» **WHAT THE EXERCISE ASKS**
In how many lines does the string "JSON" appear? Answer with the number only.

» **Dataset items**
----

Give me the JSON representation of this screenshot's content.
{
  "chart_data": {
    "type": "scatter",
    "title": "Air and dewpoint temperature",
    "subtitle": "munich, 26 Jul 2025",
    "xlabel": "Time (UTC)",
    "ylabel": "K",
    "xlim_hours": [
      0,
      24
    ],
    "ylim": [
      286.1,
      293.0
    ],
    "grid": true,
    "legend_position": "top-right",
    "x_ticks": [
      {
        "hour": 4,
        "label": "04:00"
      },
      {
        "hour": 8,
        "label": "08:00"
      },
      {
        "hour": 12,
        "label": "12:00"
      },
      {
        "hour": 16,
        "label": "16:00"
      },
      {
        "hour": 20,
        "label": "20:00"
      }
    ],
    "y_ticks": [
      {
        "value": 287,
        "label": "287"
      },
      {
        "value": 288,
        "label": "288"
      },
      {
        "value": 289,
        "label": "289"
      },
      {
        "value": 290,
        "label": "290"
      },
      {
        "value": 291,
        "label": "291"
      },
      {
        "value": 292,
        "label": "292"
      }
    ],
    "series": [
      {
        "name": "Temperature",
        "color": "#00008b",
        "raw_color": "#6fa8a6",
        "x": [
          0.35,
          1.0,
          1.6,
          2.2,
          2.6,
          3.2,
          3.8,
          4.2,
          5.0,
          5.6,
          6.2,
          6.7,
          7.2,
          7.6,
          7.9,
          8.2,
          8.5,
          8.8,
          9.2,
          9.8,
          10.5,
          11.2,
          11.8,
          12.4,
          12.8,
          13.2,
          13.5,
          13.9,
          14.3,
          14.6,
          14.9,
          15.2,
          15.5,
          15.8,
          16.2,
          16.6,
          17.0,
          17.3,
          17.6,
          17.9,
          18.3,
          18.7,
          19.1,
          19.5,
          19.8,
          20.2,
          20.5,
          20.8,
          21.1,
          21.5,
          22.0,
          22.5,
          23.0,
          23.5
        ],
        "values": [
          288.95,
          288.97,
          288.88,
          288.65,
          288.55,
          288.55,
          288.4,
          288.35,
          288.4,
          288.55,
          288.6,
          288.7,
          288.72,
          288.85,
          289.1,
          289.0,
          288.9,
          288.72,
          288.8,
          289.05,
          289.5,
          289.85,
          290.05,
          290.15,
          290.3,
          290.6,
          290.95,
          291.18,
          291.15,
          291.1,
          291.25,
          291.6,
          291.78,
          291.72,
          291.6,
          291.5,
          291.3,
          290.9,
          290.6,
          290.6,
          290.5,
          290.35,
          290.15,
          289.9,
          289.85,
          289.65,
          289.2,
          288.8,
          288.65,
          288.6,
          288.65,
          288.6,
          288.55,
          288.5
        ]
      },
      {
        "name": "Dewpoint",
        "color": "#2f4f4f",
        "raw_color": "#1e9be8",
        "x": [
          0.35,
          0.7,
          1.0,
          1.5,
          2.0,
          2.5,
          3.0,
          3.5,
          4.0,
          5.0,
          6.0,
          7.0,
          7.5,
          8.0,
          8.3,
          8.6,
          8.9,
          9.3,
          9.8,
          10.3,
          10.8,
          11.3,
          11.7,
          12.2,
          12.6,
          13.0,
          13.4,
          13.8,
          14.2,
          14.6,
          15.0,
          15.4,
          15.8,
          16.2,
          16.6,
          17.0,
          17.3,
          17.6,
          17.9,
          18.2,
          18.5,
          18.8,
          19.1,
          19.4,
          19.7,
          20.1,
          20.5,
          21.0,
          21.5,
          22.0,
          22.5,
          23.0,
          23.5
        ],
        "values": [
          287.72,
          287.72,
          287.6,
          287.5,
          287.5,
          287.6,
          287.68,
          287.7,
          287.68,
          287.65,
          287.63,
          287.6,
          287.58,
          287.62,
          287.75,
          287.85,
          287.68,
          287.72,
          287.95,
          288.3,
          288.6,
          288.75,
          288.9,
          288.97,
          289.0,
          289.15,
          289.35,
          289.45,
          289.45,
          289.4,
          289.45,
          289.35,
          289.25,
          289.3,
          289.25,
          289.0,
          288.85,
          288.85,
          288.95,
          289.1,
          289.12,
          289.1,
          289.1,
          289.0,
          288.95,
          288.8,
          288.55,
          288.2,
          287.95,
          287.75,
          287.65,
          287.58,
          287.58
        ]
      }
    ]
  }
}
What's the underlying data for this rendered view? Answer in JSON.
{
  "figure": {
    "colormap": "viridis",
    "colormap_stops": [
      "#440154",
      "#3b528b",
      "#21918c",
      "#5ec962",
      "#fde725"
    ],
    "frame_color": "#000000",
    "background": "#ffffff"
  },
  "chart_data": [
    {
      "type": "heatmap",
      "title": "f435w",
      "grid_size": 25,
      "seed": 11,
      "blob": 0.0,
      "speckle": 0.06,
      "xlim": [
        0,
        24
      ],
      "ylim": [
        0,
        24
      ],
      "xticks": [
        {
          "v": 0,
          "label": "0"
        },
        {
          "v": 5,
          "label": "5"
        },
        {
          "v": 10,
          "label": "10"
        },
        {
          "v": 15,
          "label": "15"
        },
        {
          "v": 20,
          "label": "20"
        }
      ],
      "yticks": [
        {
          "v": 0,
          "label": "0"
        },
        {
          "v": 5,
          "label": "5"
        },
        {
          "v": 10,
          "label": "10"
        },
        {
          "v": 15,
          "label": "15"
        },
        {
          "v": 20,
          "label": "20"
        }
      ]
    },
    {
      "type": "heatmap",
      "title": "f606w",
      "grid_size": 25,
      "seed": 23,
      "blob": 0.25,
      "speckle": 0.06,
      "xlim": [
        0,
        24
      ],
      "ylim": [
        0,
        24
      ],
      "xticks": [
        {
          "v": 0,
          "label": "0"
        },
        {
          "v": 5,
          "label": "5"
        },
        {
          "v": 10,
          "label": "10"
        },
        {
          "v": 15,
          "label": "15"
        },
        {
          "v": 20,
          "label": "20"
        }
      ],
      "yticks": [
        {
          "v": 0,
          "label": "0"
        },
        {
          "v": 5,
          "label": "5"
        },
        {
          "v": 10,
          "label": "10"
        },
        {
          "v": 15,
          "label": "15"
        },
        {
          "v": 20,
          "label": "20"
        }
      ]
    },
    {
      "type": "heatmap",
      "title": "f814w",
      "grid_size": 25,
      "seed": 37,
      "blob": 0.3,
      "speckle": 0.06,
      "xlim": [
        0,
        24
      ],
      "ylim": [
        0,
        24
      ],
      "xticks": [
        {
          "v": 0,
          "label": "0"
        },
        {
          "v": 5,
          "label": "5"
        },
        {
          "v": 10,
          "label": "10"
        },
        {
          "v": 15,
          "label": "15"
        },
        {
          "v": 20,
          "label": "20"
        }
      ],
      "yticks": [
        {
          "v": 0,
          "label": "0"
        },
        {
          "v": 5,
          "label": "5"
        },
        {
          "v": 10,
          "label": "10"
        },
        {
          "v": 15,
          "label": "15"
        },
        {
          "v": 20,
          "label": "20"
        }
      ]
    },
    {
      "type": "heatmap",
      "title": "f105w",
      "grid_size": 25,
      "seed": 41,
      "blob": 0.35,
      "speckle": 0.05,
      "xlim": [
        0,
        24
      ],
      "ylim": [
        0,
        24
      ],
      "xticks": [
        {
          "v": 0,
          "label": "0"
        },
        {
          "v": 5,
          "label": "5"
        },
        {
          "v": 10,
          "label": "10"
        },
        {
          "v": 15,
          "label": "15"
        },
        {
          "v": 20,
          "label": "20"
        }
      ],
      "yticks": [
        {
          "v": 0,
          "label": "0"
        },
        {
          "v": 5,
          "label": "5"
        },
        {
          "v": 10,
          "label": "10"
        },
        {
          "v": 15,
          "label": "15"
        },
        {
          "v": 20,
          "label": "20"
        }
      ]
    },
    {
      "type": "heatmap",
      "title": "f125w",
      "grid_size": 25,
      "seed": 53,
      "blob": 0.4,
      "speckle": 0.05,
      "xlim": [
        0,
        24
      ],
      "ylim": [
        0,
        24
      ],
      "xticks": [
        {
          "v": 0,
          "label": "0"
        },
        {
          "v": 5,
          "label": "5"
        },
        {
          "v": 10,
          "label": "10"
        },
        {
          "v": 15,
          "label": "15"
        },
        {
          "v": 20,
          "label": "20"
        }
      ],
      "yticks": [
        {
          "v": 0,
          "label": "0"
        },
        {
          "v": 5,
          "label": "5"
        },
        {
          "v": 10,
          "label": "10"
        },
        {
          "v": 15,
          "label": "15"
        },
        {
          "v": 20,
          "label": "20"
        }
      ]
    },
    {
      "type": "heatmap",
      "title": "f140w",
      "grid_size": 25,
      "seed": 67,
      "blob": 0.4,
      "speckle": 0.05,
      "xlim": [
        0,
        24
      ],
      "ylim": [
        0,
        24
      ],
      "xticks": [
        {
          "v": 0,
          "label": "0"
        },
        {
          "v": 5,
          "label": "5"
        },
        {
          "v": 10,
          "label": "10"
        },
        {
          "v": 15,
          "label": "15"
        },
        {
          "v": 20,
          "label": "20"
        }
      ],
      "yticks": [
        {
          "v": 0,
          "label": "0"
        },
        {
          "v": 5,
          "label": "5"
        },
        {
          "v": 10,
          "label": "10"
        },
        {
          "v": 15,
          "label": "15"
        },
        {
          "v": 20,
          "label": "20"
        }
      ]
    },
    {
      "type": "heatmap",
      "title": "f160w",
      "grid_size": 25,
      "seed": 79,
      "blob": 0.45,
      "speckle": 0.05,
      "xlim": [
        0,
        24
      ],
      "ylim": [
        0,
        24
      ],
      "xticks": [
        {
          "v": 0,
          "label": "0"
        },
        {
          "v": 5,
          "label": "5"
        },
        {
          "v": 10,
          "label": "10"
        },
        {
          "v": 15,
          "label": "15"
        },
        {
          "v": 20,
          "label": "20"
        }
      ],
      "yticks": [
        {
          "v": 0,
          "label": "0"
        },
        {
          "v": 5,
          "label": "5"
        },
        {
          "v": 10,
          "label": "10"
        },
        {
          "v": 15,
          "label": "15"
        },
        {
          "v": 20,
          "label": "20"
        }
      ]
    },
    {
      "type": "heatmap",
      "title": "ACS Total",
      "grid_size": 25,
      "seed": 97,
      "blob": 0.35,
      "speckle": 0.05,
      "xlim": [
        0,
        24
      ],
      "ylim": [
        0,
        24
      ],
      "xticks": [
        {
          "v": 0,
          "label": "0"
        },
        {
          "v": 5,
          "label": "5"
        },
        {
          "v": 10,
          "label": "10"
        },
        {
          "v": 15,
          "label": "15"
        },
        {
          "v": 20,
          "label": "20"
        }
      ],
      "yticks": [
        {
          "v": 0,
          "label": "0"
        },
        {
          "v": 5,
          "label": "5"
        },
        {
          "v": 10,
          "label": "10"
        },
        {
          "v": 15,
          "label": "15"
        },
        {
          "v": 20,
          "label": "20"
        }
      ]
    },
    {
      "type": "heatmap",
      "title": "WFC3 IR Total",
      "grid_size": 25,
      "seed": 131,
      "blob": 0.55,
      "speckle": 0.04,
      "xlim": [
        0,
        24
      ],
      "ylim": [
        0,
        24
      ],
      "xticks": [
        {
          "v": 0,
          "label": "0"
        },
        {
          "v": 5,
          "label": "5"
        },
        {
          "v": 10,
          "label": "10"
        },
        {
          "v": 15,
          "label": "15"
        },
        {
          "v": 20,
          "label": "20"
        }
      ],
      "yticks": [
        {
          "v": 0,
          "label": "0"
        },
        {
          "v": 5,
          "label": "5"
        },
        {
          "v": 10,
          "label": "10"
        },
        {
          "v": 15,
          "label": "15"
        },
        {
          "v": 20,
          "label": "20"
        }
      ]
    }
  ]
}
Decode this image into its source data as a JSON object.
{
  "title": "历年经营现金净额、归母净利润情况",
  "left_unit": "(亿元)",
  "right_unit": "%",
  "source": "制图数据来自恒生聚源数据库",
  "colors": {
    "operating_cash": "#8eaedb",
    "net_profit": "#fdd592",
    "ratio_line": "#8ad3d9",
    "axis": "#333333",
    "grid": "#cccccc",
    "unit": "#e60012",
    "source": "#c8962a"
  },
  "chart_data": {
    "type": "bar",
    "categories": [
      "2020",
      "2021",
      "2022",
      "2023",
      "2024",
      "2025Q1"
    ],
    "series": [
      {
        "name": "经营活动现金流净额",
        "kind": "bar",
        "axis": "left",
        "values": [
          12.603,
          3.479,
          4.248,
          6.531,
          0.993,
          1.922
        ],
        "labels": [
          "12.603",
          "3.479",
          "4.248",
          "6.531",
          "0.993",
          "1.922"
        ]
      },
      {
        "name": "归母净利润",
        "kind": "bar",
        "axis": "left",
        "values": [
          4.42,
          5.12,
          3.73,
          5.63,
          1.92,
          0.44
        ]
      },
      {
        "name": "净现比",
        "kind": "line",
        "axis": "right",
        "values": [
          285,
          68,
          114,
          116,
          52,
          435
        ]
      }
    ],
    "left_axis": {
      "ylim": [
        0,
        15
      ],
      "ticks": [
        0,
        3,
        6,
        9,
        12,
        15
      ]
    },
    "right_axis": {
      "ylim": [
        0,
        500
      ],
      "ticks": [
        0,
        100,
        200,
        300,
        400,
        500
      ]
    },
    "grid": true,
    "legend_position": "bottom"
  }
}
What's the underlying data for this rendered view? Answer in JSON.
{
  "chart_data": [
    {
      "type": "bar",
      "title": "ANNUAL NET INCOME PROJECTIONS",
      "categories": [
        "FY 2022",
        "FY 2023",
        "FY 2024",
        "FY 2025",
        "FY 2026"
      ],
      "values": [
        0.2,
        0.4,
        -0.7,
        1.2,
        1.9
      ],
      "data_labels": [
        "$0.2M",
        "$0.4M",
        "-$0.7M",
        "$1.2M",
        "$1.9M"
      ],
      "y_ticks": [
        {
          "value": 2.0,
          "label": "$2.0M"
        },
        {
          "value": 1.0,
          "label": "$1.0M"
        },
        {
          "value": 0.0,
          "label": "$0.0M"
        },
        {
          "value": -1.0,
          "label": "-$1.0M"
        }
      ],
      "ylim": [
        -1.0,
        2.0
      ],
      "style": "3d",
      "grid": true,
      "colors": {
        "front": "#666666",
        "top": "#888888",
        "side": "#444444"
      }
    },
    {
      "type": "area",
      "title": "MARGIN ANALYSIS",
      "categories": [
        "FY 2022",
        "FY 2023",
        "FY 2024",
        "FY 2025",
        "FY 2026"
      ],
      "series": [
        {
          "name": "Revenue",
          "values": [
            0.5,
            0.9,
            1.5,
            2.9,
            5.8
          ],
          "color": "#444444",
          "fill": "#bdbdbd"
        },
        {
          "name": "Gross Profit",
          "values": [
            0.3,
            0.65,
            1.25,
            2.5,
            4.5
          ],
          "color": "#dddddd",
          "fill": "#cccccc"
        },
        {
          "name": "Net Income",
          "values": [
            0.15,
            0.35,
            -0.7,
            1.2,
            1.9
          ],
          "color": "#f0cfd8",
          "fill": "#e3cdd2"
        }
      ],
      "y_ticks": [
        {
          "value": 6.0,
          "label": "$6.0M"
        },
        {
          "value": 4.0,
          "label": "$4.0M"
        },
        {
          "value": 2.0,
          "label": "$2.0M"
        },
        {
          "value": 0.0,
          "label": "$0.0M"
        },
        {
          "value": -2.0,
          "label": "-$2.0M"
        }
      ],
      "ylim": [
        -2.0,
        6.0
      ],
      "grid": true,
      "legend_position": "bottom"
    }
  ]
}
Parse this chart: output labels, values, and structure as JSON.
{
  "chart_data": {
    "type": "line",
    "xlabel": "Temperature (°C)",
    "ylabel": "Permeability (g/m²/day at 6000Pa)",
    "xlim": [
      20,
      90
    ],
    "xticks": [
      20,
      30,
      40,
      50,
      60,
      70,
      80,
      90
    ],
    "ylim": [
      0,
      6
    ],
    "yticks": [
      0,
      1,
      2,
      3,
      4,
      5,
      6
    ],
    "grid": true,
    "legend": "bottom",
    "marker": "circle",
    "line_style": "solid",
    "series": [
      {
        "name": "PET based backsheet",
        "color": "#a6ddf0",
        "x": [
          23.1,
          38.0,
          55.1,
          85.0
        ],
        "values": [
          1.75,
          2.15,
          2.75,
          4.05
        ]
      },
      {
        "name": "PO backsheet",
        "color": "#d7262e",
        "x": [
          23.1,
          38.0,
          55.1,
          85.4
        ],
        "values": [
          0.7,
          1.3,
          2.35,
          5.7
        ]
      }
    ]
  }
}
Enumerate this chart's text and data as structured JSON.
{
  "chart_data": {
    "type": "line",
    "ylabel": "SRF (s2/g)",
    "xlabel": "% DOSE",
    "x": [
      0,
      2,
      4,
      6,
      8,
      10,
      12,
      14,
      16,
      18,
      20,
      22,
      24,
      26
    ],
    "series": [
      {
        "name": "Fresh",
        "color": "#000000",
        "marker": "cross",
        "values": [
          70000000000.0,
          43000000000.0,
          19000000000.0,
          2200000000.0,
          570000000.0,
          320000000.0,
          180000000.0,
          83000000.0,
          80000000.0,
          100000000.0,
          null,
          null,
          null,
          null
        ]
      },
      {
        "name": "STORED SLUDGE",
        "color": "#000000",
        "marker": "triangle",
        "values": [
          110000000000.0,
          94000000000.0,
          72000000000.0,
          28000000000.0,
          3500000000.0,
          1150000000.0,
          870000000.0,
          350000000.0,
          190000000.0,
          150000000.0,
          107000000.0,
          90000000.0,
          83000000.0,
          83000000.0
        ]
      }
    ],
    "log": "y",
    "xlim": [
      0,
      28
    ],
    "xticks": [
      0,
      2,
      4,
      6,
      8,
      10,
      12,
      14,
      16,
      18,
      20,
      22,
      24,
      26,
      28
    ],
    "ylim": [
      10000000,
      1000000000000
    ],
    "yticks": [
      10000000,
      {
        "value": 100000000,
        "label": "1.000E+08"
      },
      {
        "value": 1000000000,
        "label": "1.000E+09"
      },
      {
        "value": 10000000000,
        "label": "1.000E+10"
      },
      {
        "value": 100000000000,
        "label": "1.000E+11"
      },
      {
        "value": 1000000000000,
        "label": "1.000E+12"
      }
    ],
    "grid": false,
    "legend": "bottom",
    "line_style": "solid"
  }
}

----

» **WORKED ANSWER**
6